▸ THE REQUEST: Every entry must be repeated exactly. Exclude all pictures.

Rows from a figure dataset
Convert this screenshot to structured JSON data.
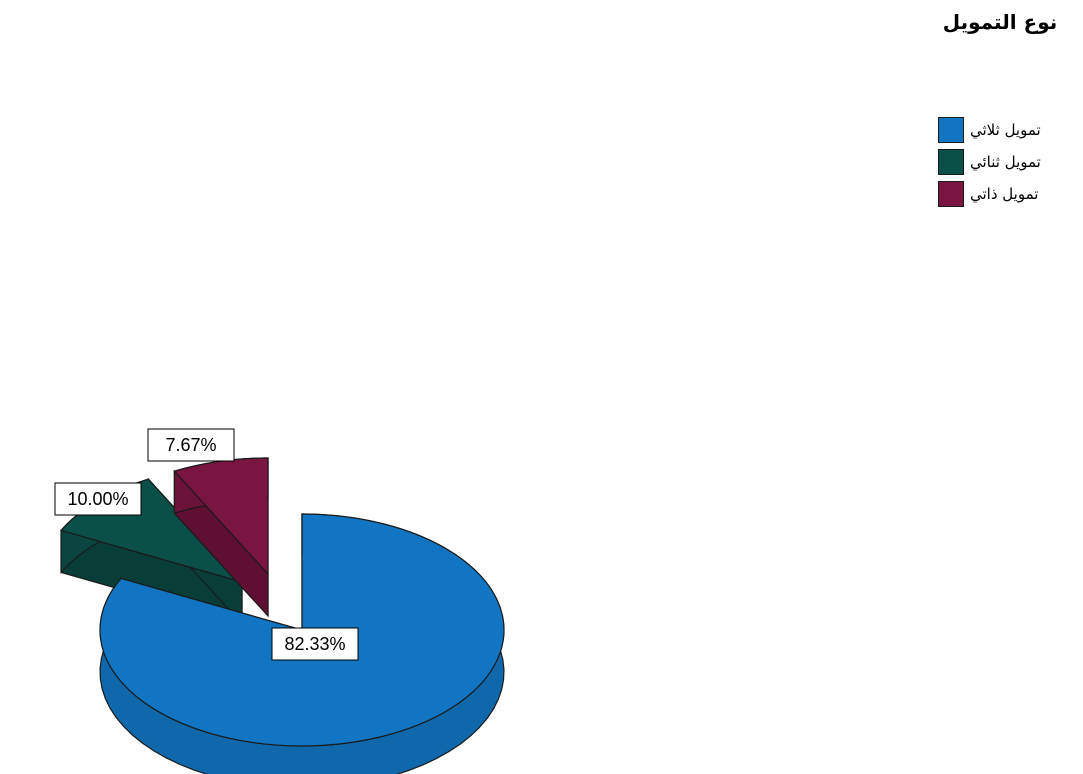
{
  "chart_data": {
    "type": "pie",
    "title": "",
    "legend_title": "نوع التمويل",
    "legend_position": "top-right",
    "three_d": true,
    "exploded": true,
    "slices": [
      {
        "name": "تمويل ثلاثي",
        "value": 82.33,
        "label": "82.33%",
        "color": "#1175c3"
      },
      {
        "name": "تمويل ثنائي",
        "value": 10.0,
        "label": "10.00%",
        "color": "#0b5048"
      },
      {
        "name": "تمويل ذاتي",
        "value": 7.67,
        "label": "7.67%",
        "color": "#7a1440"
      }
    ]
  }
}
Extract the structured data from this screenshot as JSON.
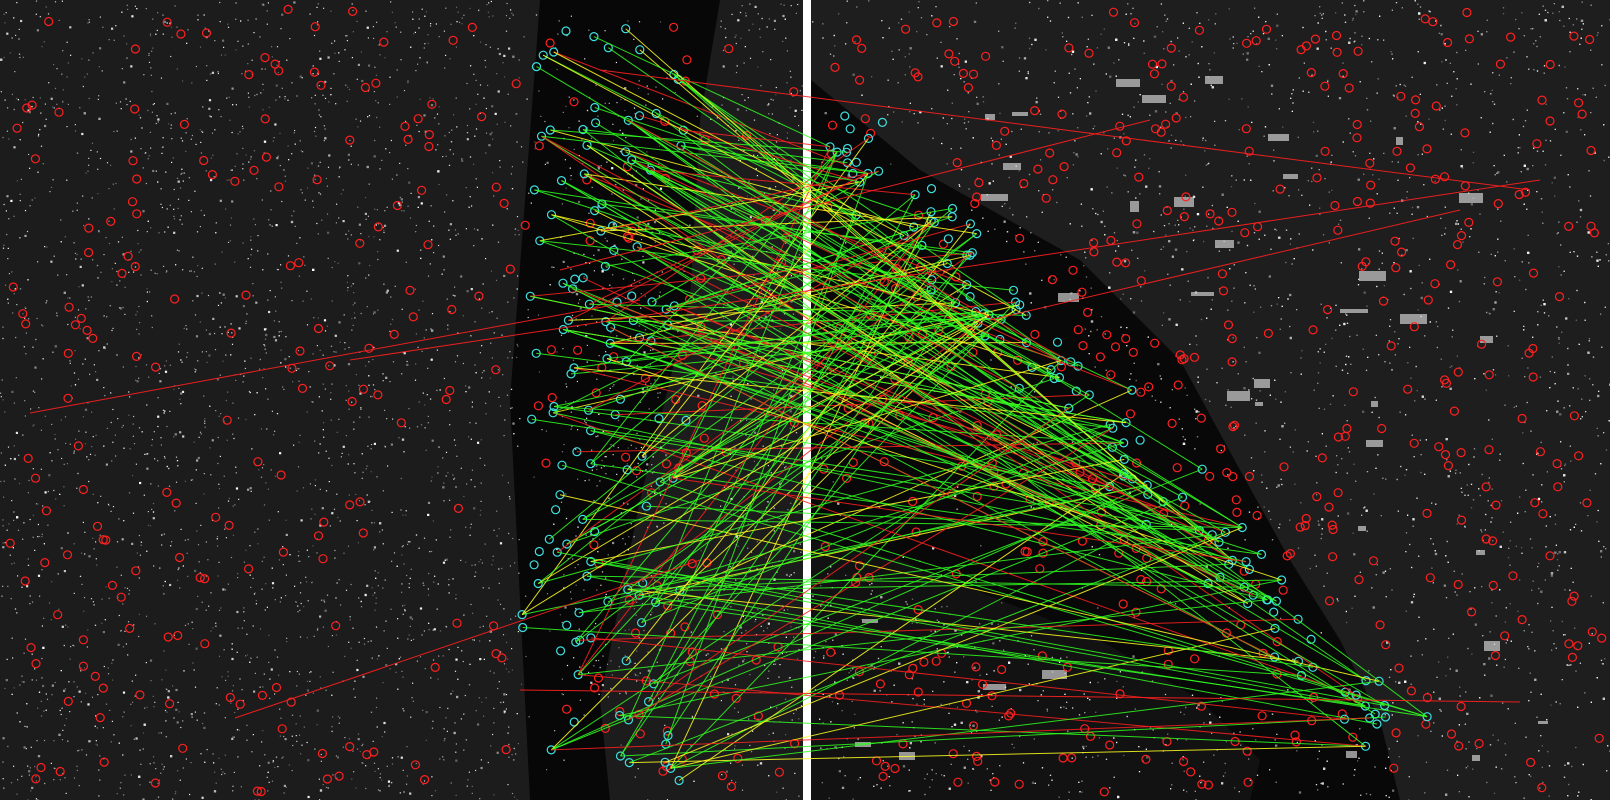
{
  "image": {
    "kind": "sar-image-feature-matching",
    "panels": [
      "left-sar-image",
      "right-sar-image"
    ],
    "divider_color": "#ffffff",
    "background_color": "#050505"
  },
  "markers": {
    "keypoint_circle_color": "#ff2020",
    "matched_keypoint_circle_color": "#40e0e0"
  },
  "match_lines": {
    "correct_match_color": "#30ff20",
    "near_match_color": "#ffff20",
    "outlier_match_color": "#ff2020"
  }
}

▸ CORRECT ANSWER:
Convert this screenshot to structured JSON data.
{
  "chart_data": {
    "type": "pie",
    "title": "",
    "legend_title": "نوع التمويل",
    "legend_position": "top-right",
    "three_d": true,
    "exploded": true,
    "slices": [
      {
        "name": "تمويل ثلاثي",
        "value": 82.33,
        "label": "82.33%",
        "color": "#1175c3"
      },
      {
        "name": "تمويل ثنائي",
        "value": 10.0,
        "label": "10.00%",
        "color": "#0b5048"
      },
      {
        "name": "تمويل ذاتي",
        "value": 7.67,
        "label": "7.67%",
        "color": "#7a1440"
      }
    ]
  }
}
Extract the structured data from this screenshot as JSON.
{
  "image": {
    "kind": "sar-image-feature-matching",
    "panels": [
      "left-sar-image",
      "right-sar-image"
    ],
    "divider_color": "#ffffff",
    "background_color": "#050505"
  },
  "markers": {
    "keypoint_circle_color": "#ff2020",
    "matched_keypoint_circle_color": "#40e0e0"
  },
  "match_lines": {
    "correct_match_color": "#30ff20",
    "near_match_color": "#ffff20",
    "outlier_match_color": "#ff2020"
  }
}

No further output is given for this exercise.